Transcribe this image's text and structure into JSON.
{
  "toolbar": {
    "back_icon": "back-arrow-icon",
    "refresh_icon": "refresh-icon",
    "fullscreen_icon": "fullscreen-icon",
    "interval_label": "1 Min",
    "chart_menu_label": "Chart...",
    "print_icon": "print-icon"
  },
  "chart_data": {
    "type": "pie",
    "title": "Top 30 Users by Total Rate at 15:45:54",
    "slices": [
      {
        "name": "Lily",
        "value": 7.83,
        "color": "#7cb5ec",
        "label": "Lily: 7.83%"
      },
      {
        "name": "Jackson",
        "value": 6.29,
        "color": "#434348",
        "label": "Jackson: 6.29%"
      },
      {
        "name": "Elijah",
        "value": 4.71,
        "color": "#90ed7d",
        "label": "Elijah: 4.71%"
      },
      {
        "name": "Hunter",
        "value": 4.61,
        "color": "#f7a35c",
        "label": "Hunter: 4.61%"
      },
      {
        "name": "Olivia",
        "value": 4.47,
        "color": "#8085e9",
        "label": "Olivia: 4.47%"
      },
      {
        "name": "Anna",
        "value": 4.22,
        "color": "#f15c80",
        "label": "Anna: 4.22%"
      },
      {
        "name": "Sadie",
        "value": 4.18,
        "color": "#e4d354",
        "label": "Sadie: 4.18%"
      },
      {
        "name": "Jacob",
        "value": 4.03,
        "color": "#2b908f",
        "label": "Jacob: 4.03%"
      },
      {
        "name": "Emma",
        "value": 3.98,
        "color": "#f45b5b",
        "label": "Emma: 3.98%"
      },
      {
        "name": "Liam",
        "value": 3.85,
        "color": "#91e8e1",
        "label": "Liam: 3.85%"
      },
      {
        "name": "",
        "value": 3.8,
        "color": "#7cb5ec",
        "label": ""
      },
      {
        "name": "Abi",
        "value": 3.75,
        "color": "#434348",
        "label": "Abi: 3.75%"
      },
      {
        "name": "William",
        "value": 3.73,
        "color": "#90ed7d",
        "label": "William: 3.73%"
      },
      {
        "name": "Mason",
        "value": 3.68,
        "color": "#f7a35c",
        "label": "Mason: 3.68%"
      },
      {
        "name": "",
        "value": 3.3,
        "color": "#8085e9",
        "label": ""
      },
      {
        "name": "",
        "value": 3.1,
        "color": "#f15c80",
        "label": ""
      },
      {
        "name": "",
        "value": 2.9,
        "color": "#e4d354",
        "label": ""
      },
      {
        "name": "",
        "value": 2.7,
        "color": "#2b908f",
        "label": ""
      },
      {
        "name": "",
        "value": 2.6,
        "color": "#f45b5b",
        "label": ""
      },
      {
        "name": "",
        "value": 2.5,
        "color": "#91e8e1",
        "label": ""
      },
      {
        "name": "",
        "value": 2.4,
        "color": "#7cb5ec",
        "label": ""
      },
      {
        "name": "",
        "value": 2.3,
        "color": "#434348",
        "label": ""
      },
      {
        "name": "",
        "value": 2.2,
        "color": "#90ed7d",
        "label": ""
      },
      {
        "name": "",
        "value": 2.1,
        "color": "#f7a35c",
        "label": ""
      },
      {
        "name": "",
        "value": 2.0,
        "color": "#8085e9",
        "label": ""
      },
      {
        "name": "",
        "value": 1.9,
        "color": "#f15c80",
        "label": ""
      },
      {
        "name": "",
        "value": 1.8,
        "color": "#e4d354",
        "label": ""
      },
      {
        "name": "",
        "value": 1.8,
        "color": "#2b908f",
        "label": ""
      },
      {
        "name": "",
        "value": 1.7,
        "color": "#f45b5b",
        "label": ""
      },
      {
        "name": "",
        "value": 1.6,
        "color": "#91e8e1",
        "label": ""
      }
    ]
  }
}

-=-=-

WHAT NEEDS TO BE DONE: Output all of the data again. Match it exactly.

FINAL ANSWER:
Transcribe this image's text and structure into JSON.
{
  "toolbar": {
    "back_icon": "back-arrow-icon",
    "refresh_icon": "refresh-icon",
    "fullscreen_icon": "fullscreen-icon",
    "interval_label": "1 Min",
    "chart_menu_label": "Chart...",
    "print_icon": "print-icon"
  },
  "chart_data": {
    "type": "pie",
    "title": "Top 30 Users by Total Rate at 15:45:54",
    "slices": [
      {
        "name": "Lily",
        "value": 7.83,
        "color": "#7cb5ec",
        "label": "Lily: 7.83%"
      },
      {
        "name": "Jackson",
        "value": 6.29,
        "color": "#434348",
        "label": "Jackson: 6.29%"
      },
      {
        "name": "Elijah",
        "value": 4.71,
        "color": "#90ed7d",
        "label": "Elijah: 4.71%"
      },
      {
        "name": "Hunter",
        "value": 4.61,
        "color": "#f7a35c",
        "label": "Hunter: 4.61%"
      },
      {
        "name": "Olivia",
        "value": 4.47,
        "color": "#8085e9",
        "label": "Olivia: 4.47%"
      },
      {
        "name": "Anna",
        "value": 4.22,
        "color": "#f15c80",
        "label": "Anna: 4.22%"
      },
      {
        "name": "Sadie",
        "value": 4.18,
        "color": "#e4d354",
        "label": "Sadie: 4.18%"
      },
      {
        "name": "Jacob",
        "value": 4.03,
        "color": "#2b908f",
        "label": "Jacob: 4.03%"
      },
      {
        "name": "Emma",
        "value": 3.98,
        "color": "#f45b5b",
        "label": "Emma: 3.98%"
      },
      {
        "name": "Liam",
        "value": 3.85,
        "color": "#91e8e1",
        "label": "Liam: 3.85%"
      },
      {
        "name": "",
        "value": 3.8,
        "color": "#7cb5ec",
        "label": ""
      },
      {
        "name": "Abi",
        "value": 3.75,
        "color": "#434348",
        "label": "Abi: 3.75%"
      },
      {
        "name": "William",
        "value": 3.73,
        "color": "#90ed7d",
        "label": "William: 3.73%"
      },
      {
        "name": "Mason",
        "value": 3.68,
        "color": "#f7a35c",
        "label": "Mason: 3.68%"
      },
      {
        "name": "",
        "value": 3.3,
        "color": "#8085e9",
        "label": ""
      },
      {
        "name": "",
        "value": 3.1,
        "color": "#f15c80",
        "label": ""
      },
      {
        "name": "",
        "value": 2.9,
        "color": "#e4d354",
        "label": ""
      },
      {
        "name": "",
        "value": 2.7,
        "color": "#2b908f",
        "label": ""
      },
      {
        "name": "",
        "value": 2.6,
        "color": "#f45b5b",
        "label": ""
      },
      {
        "name": "",
        "value": 2.5,
        "color": "#91e8e1",
        "label": ""
      },
      {
        "name": "",
        "value": 2.4,
        "color": "#7cb5ec",
        "label": ""
      },
      {
        "name": "",
        "value": 2.3,
        "color": "#434348",
        "label": ""
      },
      {
        "name": "",
        "value": 2.2,
        "color": "#90ed7d",
        "label": ""
      },
      {
        "name": "",
        "value": 2.1,
        "color": "#f7a35c",
        "label": ""
      },
      {
        "name": "",
        "value": 2.0,
        "color": "#8085e9",
        "label": ""
      },
      {
        "name": "",
        "value": 1.9,
        "color": "#f15c80",
        "label": ""
      },
      {
        "name": "",
        "value": 1.8,
        "color": "#e4d354",
        "label": ""
      },
      {
        "name": "",
        "value": 1.8,
        "color": "#2b908f",
        "label": ""
      },
      {
        "name": "",
        "value": 1.7,
        "color": "#f45b5b",
        "label": ""
      },
      {
        "name": "",
        "value": 1.6,
        "color": "#91e8e1",
        "label": ""
      }
    ]
  }
}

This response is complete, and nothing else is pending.